<<<<
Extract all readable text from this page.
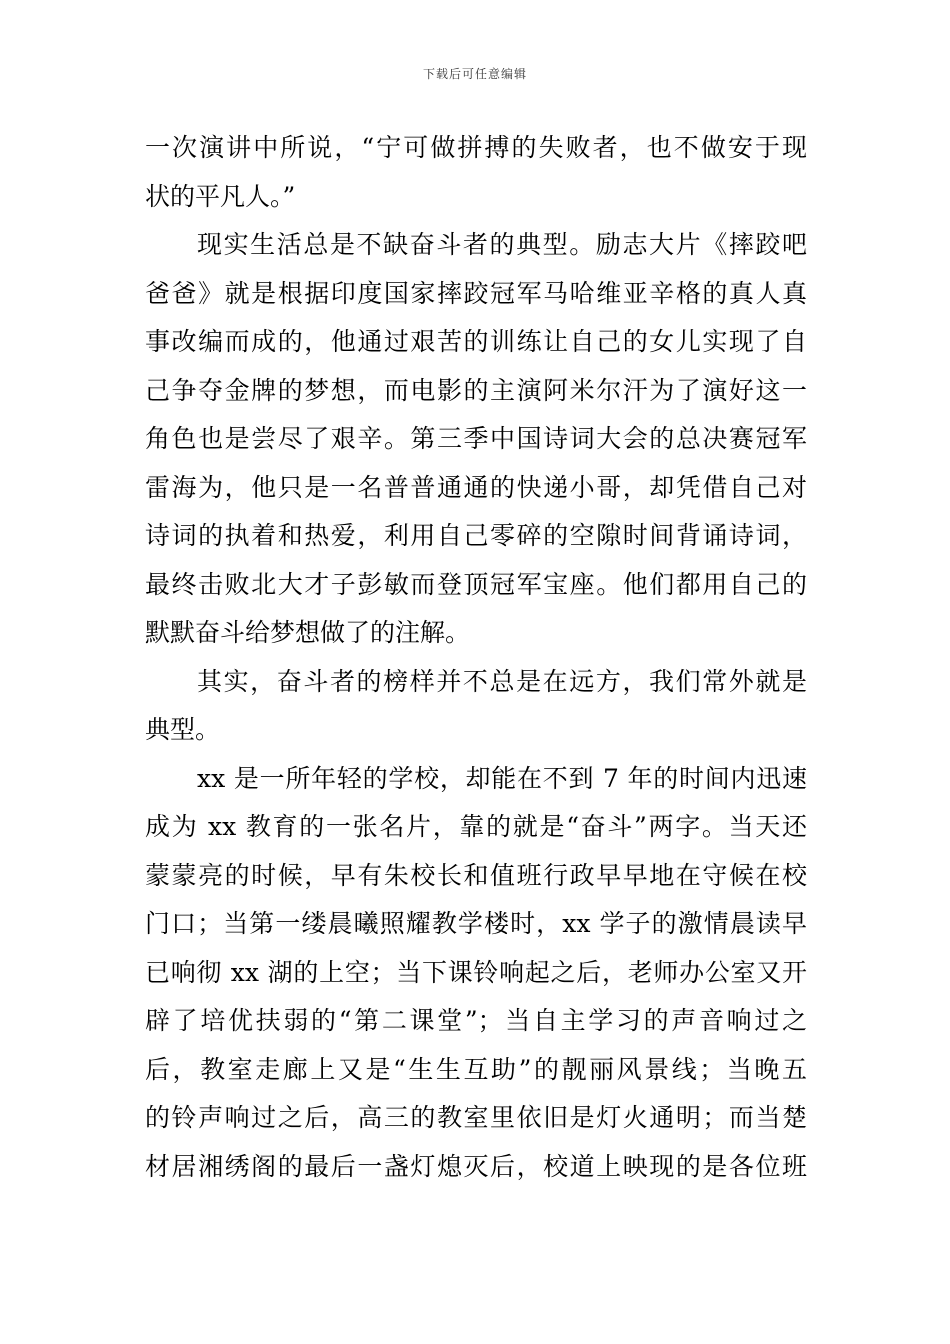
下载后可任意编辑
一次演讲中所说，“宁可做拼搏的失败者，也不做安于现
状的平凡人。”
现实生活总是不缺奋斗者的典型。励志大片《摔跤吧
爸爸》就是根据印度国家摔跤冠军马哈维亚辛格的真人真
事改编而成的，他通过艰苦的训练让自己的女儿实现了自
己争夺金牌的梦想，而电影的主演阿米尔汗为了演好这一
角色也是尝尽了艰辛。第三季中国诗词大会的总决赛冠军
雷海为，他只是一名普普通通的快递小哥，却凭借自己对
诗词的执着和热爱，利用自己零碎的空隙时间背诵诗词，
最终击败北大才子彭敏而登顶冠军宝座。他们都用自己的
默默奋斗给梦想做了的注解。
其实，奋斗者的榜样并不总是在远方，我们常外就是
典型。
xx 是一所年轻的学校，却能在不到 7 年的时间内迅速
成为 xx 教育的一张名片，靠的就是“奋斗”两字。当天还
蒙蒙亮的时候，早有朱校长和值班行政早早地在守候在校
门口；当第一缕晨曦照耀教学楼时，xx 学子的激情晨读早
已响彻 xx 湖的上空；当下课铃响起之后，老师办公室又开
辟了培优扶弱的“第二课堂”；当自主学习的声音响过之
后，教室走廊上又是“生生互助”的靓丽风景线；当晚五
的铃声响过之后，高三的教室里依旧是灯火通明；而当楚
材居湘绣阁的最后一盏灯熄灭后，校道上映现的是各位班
>>>>
<<<<
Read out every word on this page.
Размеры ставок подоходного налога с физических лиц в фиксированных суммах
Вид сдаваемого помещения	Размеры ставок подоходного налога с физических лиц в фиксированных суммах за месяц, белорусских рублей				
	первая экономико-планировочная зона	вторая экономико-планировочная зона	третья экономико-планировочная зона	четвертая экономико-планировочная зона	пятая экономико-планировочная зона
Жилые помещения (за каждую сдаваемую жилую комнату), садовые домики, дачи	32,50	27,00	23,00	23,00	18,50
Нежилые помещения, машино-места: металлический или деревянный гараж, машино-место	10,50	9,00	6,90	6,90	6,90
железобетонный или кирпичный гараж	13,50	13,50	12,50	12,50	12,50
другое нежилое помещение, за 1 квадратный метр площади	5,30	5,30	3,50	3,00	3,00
>>>>
<<<<
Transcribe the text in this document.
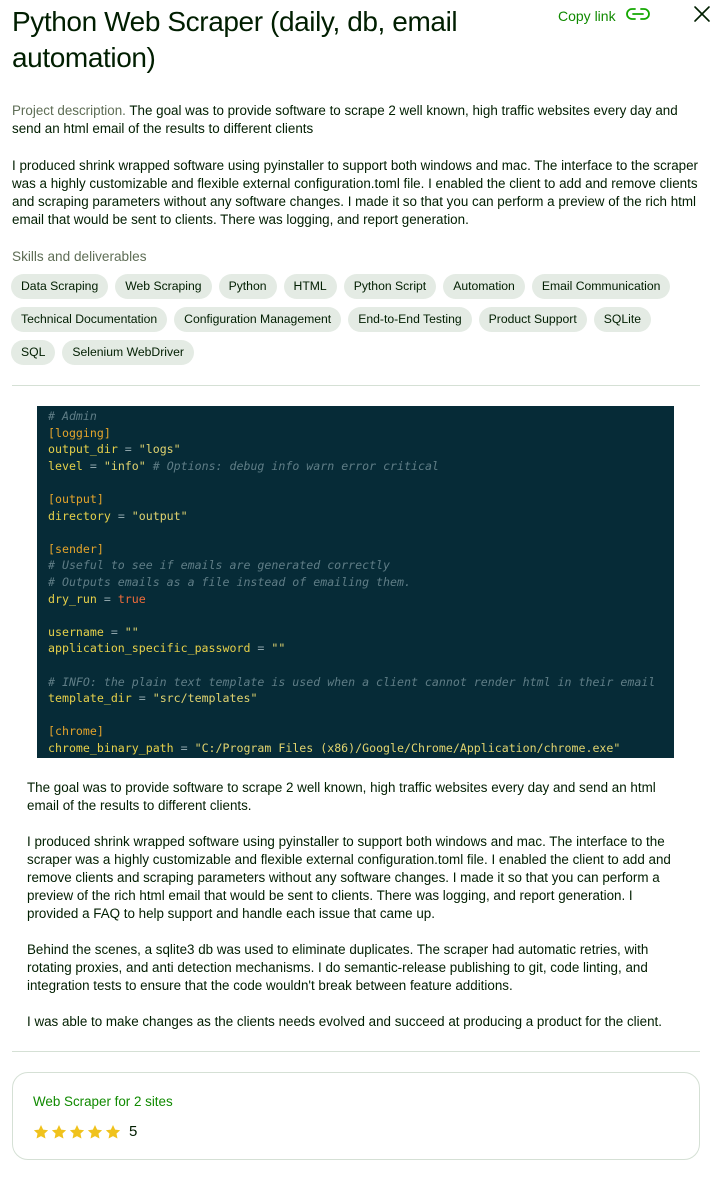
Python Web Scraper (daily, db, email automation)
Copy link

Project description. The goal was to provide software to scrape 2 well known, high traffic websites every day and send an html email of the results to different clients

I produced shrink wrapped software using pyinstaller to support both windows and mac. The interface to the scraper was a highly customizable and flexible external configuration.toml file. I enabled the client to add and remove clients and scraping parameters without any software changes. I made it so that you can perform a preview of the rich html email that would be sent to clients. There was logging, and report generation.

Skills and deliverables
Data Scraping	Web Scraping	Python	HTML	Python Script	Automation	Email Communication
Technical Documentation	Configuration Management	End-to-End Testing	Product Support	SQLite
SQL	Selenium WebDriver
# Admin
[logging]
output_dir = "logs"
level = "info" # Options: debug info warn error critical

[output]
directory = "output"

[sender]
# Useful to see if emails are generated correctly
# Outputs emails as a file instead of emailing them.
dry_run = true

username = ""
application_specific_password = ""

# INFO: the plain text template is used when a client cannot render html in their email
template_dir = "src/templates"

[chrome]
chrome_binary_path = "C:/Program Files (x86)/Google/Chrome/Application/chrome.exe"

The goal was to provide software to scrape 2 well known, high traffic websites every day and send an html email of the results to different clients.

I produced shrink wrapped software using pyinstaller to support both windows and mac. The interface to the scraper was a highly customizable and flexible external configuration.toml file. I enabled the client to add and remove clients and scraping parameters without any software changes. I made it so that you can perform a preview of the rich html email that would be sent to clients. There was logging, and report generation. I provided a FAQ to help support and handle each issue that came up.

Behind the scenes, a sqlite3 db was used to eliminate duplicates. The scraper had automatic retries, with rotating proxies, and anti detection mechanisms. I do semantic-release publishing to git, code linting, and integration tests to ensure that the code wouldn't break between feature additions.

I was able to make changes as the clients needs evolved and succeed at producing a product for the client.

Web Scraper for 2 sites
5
>>>>
■ Set task:
Check each line above for the string "websites" and report how many lines have it, giving only the number.

■ Solution below:
2